TASK – Keep only the lines that hold the string "highlighting", filtering out the rest of the entries below.

[Extracted data entries]

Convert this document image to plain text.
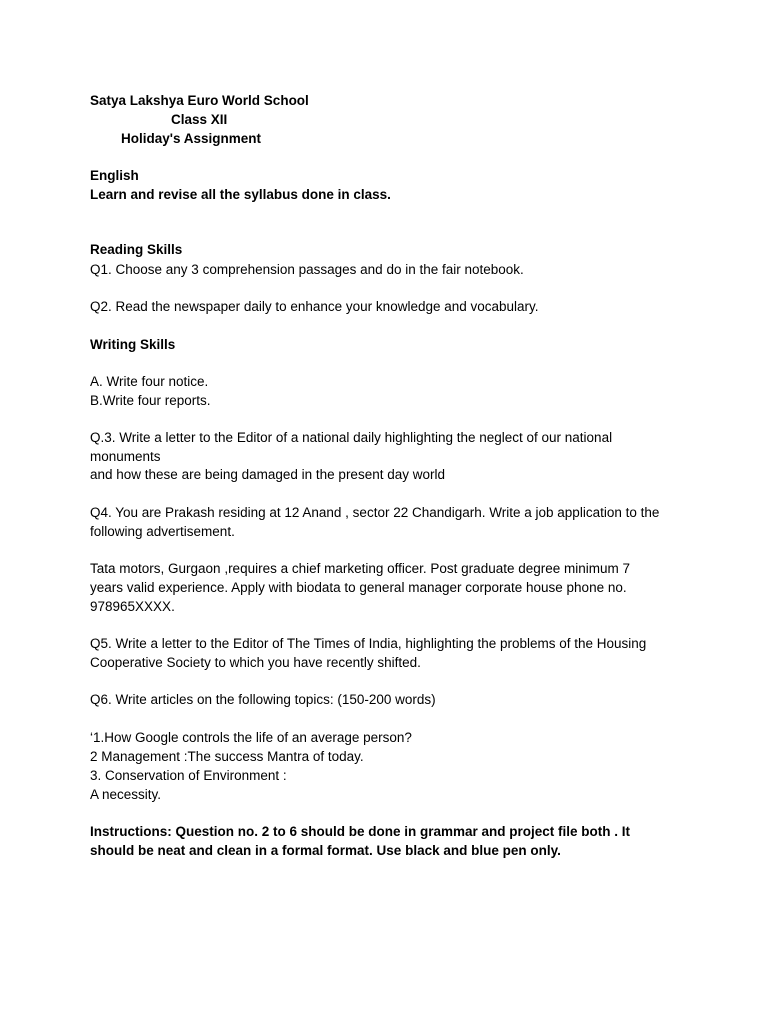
Satya Lakshya Euro World School

Class XII

Holiday's Assignment

English

Learn and revise all the syllabus done in class.

Reading Skills

Q1. Choose any 3 comprehension passages and do in the fair notebook.

Q2. Read the newspaper daily to enhance your knowledge and vocabulary.

Writing Skills

A. Write four notice.

B.Write four reports.

Q.3. Write a letter to the Editor of a national daily highlighting the neglect of our national

monuments

and how these are being damaged in the present day world

Q4. You are Prakash residing at 12 Anand , sector 22 Chandigarh. Write a job application to the

following advertisement.

Tata motors, Gurgaon ,requires a chief marketing officer. Post graduate degree minimum 7

years valid experience. Apply with biodata to general manager corporate house phone no.

978965XXXX.

Q5. Write a letter to the Editor of The Times of India, highlighting the problems of the Housing

Cooperative Society to which you have recently shifted.

Q6. Write articles on the following topics: (150-200 words)

‘1.How Google controls the life of an average person?

2 Management :The success Mantra of today.

3. Conservation of Environment :

A necessity.

Instructions: Question no. 2 to 6 should be done in grammar and project file both . It

should be neat and clean in a formal format. Use black and blue pen only.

TASK RESPONSE –
Q.3. Write a letter to the Editor of a national daily highlighting the neglect of our national
Q5. Write a letter to the Editor of The Times of India, highlighting the problems of the Housing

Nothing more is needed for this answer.